* **Énoncé de la tâche**
Pouvez-vous recopier à l'identique chaque ligne des données ci-dessous ?

===== Données

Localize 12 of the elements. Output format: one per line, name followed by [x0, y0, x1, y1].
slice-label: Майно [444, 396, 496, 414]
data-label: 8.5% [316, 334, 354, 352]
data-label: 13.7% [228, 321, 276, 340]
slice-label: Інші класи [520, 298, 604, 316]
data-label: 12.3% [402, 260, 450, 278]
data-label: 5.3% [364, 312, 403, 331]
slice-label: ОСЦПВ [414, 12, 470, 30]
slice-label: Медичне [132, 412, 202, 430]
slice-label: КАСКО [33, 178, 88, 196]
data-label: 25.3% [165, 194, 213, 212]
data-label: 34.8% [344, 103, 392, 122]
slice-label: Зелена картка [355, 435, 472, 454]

==========

* **Résultat final**
Localize 12 of the elements. Output format: one per line, name followed by [x0, y0, x1, y1].
slice-label: Майно [444, 396, 496, 414]
data-label: 8.5% [316, 334, 354, 352]
data-label: 13.7% [228, 321, 276, 340]
slice-label: Інші класи [520, 298, 604, 316]
data-label: 12.3% [402, 260, 450, 278]
data-label: 5.3% [364, 312, 403, 331]
slice-label: ОСЦПВ [414, 12, 470, 30]
slice-label: Медичне [132, 412, 202, 430]
slice-label: КАСКО [33, 178, 88, 196]
data-label: 25.3% [165, 194, 213, 212]
data-label: 34.8% [344, 103, 392, 122]
slice-label: Зелена картка [355, 435, 472, 454]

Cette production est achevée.